***** Given entries

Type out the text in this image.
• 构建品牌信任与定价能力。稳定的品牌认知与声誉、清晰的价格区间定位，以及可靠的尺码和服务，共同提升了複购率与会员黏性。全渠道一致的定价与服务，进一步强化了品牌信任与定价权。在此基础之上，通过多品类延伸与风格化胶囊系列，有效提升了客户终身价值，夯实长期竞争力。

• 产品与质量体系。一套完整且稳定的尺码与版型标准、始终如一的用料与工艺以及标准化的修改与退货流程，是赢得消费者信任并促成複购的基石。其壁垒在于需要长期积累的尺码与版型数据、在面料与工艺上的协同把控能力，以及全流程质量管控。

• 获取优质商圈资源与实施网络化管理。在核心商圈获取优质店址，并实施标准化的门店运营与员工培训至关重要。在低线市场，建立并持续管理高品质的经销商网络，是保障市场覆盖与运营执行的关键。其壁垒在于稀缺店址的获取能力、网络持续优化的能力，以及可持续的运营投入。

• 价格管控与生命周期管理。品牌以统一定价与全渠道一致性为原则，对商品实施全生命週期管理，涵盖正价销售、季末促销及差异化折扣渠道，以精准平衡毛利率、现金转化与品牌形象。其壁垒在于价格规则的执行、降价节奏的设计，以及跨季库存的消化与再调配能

**********

Your objective:
Each record above should be repeated exactly as it appears.

Response:
Type out the text in this image.
• 构建品牌信任与定价能力。稳定的品牌认知与声誉、清晰的价格区间定位，以及可靠的尺码和服务，共同提升了複购率与会员黏性。全渠道一致的定价与服务，进一步强化了品牌信任与定价权。在此基础之上，通过多品类延伸与风格化胶囊系列，有效提升了客户终身价值，夯实长期竞争力。

• 产品与质量体系。一套完整且稳定的尺码与版型标准、始终如一的用料与工艺以及标准化的修改与退货流程，是赢得消费者信任并促成複购的基石。其壁垒在于需要长期积累的尺码与版型数据、在面料与工艺上的协同把控能力，以及全流程质量管控。

• 获取优质商圈资源与实施网络化管理。在核心商圈获取优质店址，并实施标准化的门店运营与员工培训至关重要。在低线市场，建立并持续管理高品质的经销商网络，是保障市场覆盖与运营执行的关键。其壁垒在于稀缺店址的获取能力、网络持续优化的能力，以及可持续的运营投入。

• 价格管控与生命周期管理。品牌以统一定价与全渠道一致性为原则，对商品实施全生命週期管理，涵盖正价销售、季末促销及差异化折扣渠道，以精准平衡毛利率、现金转化与品牌形象。其壁垒在于价格规则的执行、降价节奏的设计，以及跨季库存的消化与再调配能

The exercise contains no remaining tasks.